Document page entries with text:
━━━━━━━━━━━━━━━━

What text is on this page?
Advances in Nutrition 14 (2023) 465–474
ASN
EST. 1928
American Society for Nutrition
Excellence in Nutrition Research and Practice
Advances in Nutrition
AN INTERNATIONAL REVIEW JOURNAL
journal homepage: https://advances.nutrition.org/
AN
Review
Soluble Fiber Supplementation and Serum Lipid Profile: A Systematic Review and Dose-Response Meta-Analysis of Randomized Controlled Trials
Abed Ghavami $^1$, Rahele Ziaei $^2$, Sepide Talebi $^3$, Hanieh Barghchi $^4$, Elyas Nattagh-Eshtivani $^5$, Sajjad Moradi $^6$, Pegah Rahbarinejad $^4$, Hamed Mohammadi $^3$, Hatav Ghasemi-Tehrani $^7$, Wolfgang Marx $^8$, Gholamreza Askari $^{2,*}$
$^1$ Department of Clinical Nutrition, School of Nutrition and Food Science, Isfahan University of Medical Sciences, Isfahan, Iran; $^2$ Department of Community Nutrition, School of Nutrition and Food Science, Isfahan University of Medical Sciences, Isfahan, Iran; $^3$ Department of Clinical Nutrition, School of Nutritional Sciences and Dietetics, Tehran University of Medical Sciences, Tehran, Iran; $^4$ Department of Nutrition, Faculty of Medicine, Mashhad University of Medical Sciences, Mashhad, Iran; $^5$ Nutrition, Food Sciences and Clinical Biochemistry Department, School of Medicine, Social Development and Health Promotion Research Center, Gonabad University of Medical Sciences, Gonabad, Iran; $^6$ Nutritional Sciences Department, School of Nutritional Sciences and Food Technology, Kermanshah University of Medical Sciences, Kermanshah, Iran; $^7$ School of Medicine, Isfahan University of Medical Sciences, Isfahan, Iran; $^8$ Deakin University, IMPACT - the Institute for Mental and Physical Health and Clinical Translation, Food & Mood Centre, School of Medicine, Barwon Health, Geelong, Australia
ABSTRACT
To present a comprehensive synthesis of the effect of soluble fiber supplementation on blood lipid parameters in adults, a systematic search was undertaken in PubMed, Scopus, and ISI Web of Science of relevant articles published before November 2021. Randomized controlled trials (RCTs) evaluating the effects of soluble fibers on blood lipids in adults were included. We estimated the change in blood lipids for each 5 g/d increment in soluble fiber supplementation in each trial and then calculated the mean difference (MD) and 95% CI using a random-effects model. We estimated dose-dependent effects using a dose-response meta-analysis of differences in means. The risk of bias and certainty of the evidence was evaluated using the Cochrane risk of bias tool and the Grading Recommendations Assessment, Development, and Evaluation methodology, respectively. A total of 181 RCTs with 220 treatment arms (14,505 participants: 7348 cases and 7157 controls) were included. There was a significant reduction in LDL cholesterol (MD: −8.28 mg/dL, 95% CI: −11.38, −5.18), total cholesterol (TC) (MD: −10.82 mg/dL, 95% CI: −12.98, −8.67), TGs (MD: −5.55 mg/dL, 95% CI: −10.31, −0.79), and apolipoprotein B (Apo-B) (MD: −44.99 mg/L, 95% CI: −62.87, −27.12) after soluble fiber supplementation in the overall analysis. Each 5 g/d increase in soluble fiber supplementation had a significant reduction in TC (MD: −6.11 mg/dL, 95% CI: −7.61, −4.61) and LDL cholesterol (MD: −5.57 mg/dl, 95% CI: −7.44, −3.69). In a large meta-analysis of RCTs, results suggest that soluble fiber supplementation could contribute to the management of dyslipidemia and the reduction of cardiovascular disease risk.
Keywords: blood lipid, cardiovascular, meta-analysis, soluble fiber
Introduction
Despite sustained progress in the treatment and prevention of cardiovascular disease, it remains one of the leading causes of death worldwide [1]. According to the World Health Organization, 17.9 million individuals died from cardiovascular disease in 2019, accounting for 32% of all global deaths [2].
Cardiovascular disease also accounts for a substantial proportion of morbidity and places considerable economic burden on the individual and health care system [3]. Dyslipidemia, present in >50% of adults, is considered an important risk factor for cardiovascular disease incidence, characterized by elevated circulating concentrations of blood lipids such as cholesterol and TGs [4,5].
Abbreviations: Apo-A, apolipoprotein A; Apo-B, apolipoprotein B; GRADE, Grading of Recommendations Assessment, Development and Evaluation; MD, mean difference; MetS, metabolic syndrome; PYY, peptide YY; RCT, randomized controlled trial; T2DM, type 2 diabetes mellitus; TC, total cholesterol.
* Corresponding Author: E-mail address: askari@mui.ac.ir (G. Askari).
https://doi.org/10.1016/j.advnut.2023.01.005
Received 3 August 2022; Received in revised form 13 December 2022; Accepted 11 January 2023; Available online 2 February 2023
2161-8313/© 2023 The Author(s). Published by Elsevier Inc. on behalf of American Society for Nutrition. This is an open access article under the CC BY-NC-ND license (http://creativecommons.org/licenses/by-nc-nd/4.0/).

━━━━━━━━━━━━━━━━

Which lines of the data include the string "Askari"? Find them and copy each one.

* **ANSWER TO THE EXERCISE**:
Abed Ghavami $^1$, Rahele Ziaei $^2$, Sepide Talebi $^3$, Hanieh Barghchi $^4$, Elyas Nattagh-Eshtivani $^5$, Sajjad Moradi $^6$, Pegah Rahbarinejad $^4$, Hamed Mohammadi $^3$, Hatav Ghasemi-Tehrani $^7$, Wolfgang Marx $^8$, Gholamreza Askari $^{2,*}$
* Corresponding Author: E-mail address: askari@mui.ac.ir (G. Askari).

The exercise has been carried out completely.